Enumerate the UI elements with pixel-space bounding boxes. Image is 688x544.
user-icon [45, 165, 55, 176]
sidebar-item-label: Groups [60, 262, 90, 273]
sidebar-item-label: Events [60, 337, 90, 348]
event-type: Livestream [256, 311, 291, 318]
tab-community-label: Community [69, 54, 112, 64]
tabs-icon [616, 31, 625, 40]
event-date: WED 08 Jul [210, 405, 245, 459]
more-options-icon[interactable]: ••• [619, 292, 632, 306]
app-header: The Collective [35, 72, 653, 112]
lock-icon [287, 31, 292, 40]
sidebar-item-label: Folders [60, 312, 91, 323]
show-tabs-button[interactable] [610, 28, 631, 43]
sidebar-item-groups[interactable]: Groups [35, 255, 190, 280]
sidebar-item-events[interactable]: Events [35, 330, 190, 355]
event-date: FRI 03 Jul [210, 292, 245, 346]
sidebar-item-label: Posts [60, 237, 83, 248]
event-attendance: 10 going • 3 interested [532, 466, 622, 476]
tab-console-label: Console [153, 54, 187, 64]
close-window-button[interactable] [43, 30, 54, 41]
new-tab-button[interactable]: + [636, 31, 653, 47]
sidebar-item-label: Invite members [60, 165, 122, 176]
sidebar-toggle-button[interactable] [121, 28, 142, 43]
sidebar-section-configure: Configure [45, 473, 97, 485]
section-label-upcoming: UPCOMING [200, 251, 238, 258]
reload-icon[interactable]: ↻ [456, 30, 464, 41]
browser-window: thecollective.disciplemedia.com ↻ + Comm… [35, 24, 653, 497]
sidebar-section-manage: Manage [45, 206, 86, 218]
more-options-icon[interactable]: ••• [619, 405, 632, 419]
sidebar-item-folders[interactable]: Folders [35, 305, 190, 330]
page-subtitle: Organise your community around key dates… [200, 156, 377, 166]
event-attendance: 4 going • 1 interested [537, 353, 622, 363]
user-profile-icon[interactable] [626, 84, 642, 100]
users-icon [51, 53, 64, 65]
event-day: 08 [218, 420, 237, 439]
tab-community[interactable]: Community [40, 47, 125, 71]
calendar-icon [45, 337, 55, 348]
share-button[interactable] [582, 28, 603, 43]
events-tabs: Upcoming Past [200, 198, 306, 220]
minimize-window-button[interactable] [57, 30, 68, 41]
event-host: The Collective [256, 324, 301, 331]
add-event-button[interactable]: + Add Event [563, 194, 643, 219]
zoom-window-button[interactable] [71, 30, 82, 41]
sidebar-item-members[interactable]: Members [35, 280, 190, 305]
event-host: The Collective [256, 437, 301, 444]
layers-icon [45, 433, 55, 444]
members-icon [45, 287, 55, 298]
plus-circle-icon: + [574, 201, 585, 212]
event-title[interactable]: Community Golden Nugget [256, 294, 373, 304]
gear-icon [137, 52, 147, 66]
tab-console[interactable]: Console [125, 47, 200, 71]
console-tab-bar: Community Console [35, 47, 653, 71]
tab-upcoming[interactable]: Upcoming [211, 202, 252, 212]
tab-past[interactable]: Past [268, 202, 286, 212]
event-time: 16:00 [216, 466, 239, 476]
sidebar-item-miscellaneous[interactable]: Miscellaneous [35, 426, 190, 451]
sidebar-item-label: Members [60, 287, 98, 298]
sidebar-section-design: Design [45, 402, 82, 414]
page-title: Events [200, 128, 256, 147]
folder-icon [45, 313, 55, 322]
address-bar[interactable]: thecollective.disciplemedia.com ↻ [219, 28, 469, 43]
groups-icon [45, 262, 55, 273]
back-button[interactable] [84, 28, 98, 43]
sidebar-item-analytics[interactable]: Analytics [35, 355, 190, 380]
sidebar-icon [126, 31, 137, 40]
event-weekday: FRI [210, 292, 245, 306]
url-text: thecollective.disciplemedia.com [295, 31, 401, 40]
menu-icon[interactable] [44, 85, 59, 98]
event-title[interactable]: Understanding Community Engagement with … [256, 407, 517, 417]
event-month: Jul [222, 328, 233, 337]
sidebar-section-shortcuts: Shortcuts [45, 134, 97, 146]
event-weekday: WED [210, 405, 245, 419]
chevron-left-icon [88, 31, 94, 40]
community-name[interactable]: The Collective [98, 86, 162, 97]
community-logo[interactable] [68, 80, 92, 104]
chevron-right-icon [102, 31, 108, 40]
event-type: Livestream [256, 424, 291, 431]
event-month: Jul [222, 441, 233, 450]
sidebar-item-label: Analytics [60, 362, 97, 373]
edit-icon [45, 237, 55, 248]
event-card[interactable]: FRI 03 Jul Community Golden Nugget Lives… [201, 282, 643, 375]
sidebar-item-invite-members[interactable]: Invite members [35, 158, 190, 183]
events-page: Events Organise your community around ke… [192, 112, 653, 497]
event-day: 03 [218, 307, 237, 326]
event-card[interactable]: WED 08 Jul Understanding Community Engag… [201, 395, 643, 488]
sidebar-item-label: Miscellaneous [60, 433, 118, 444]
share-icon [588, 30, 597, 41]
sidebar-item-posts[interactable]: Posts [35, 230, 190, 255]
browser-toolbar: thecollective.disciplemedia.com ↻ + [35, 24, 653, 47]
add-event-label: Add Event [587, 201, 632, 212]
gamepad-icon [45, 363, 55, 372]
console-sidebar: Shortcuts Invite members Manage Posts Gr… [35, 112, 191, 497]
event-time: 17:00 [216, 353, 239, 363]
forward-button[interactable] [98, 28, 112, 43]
————
■ **DO THIS**
Please rewrite the items above as a numbered list, leaving out any blank lines.

■ **RESPONSE TO THIS TASK**
1. Enumerate the UI elements with pixel-space bounding boxes. Image is 688x544.
2. user-icon [45, 165, 55, 176]
3. sidebar-item-label: Groups [60, 262, 90, 273]
4. sidebar-item-label: Events [60, 337, 90, 348]
5. event-type: Livestream [256, 311, 291, 318]
6. tab-community-label: Community [69, 54, 112, 64]
7. tabs-icon [616, 31, 625, 40]
8. event-date: WED 08 Jul [210, 405, 245, 459]
9. more-options-icon[interactable]: ••• [619, 292, 632, 306]
10. app-header: The Collective [35, 72, 653, 112]
11. lock-icon [287, 31, 292, 40]
12. sidebar-item-label: Folders [60, 312, 91, 323]
13. show-tabs-button[interactable] [610, 28, 631, 43]
14. sidebar-item-groups[interactable]: Groups [35, 255, 190, 280]
15. sidebar-item-events[interactable]: Events [35, 330, 190, 355]
16. event-date: FRI 03 Jul [210, 292, 245, 346]
17. sidebar-item-label: Posts [60, 237, 83, 248]
18. event-attendance: 10 going • 3 interested [532, 466, 622, 476]
19. tab-console-label: Console [153, 54, 187, 64]
20. close-window-button[interactable] [43, 30, 54, 41]
21. new-tab-button[interactable]: + [636, 31, 653, 47]
22. sidebar-item-label: Invite members [60, 165, 122, 176]
23. sidebar-toggle-button[interactable] [121, 28, 142, 43]
24. sidebar-section-configure: Configure [45, 473, 97, 485]
25. section-label-upcoming: UPCOMING [200, 251, 238, 258]
26. reload-icon[interactable]: ↻ [456, 30, 464, 41]
27. browser-window: thecollective.disciplemedia.com ↻ + Comm… [35, 24, 653, 497]
28. sidebar-section-manage: Manage [45, 206, 86, 218]
29. more-options-icon[interactable]: ••• [619, 405, 632, 419]
30. sidebar-item-folders[interactable]: Folders [35, 305, 190, 330]
31. page-subtitle: Organise your community around key dates… [200, 156, 377, 166]
32. event-attendance: 4 going • 1 interested [537, 353, 622, 363]
33. user-profile-icon[interactable] [626, 84, 642, 100]
34. users-icon [51, 53, 64, 65]
35. event-day: 08 [218, 420, 237, 439]
36. tab-community[interactable]: Community [40, 47, 125, 71]
37. calendar-icon [45, 337, 55, 348]
38. share-button[interactable] [582, 28, 603, 43]
39. events-tabs: Upcoming Past [200, 198, 306, 220]
40. minimize-window-button[interactable] [57, 30, 68, 41]
41. event-host: The Collective [256, 324, 301, 331]
42. add-event-button[interactable]: + Add Event [563, 194, 643, 219]
43. zoom-window-button[interactable] [71, 30, 82, 41]
44. sidebar-item-members[interactable]: Members [35, 280, 190, 305]
45. event-host: The Collective [256, 437, 301, 444]
46. layers-icon [45, 433, 55, 444]
47. members-icon [45, 287, 55, 298]
48. plus-circle-icon: + [574, 201, 585, 212]
49. event-title[interactable]: Community Golden Nugget [256, 294, 373, 304]
50. gear-icon [137, 52, 147, 66]
51. tab-console[interactable]: Console [125, 47, 200, 71]
52. console-tab-bar: Community Console [35, 47, 653, 71]
53. tab-upcoming[interactable]: Upcoming [211, 202, 252, 212]
54. tab-past[interactable]: Past [268, 202, 286, 212]
55. event-time: 16:00 [216, 466, 239, 476]
56. sidebar-item-miscellaneous[interactable]: Miscellaneous [35, 426, 190, 451]
57. sidebar-item-label: Members [60, 287, 98, 298]
58. sidebar-section-design: Design [45, 402, 82, 414]
59. page-title: Events [200, 128, 256, 147]
60. folder-icon [45, 313, 55, 322]
61. address-bar[interactable]: thecollective.disciplemedia.com ↻ [219, 28, 469, 43]
62. groups-icon [45, 262, 55, 273]
63. back-button[interactable] [84, 28, 98, 43]
64. sidebar-item-analytics[interactable]: Analytics [35, 355, 190, 380]
65. sidebar-icon [126, 31, 137, 40]
66. event-weekday: FRI [210, 292, 245, 306]
67. url-text: thecollective.disciplemedia.com [295, 31, 401, 40]
68. menu-icon[interactable] [44, 85, 59, 98]
69. event-title[interactable]: Understanding Community Engagement with … [256, 407, 517, 417]
70. event-month: Jul [222, 328, 233, 337]
71. sidebar-section-shortcuts: Shortcuts [45, 134, 97, 146]
72. event-weekday: WED [210, 405, 245, 419]
73. chevron-left-icon [88, 31, 94, 40]
74. community-name[interactable]: The Collective [98, 86, 162, 97]
75. community-logo[interactable] [68, 80, 92, 104]
76. chevron-right-icon [102, 31, 108, 40]
77. event-type: Livestream [256, 424, 291, 431]
78. event-month: Jul [222, 441, 233, 450]
79. sidebar-item-label: Analytics [60, 362, 97, 373]
80. edit-icon [45, 237, 55, 248]
81. event-card[interactable]: FRI 03 Jul Community Golden Nugget Lives… [201, 282, 643, 375]
82. sidebar-item-invite-members[interactable]: Invite members [35, 158, 190, 183]
83. events-page: Events Organise your community around ke… [192, 112, 653, 497]
84. event-day: 03 [218, 307, 237, 326]
85. event-card[interactable]: WED 08 Jul Understanding Community Engag… [201, 395, 643, 488]
86. sidebar-item-label: Miscellaneous [60, 433, 118, 444]
87. share-icon [588, 30, 597, 41]
88. sidebar-item-posts[interactable]: Posts [35, 230, 190, 255]
89. browser-toolbar: thecollective.disciplemedia.com ↻ + [35, 24, 653, 47]
90. add-event-label: Add Event [587, 201, 632, 212]
91. gamepad-icon [45, 363, 55, 372]
92. console-sidebar: Shortcuts Invite members Manage Posts Gr… [35, 112, 191, 497]
93. event-time: 17:00 [216, 353, 239, 363]
94. forward-button[interactable] [98, 28, 112, 43]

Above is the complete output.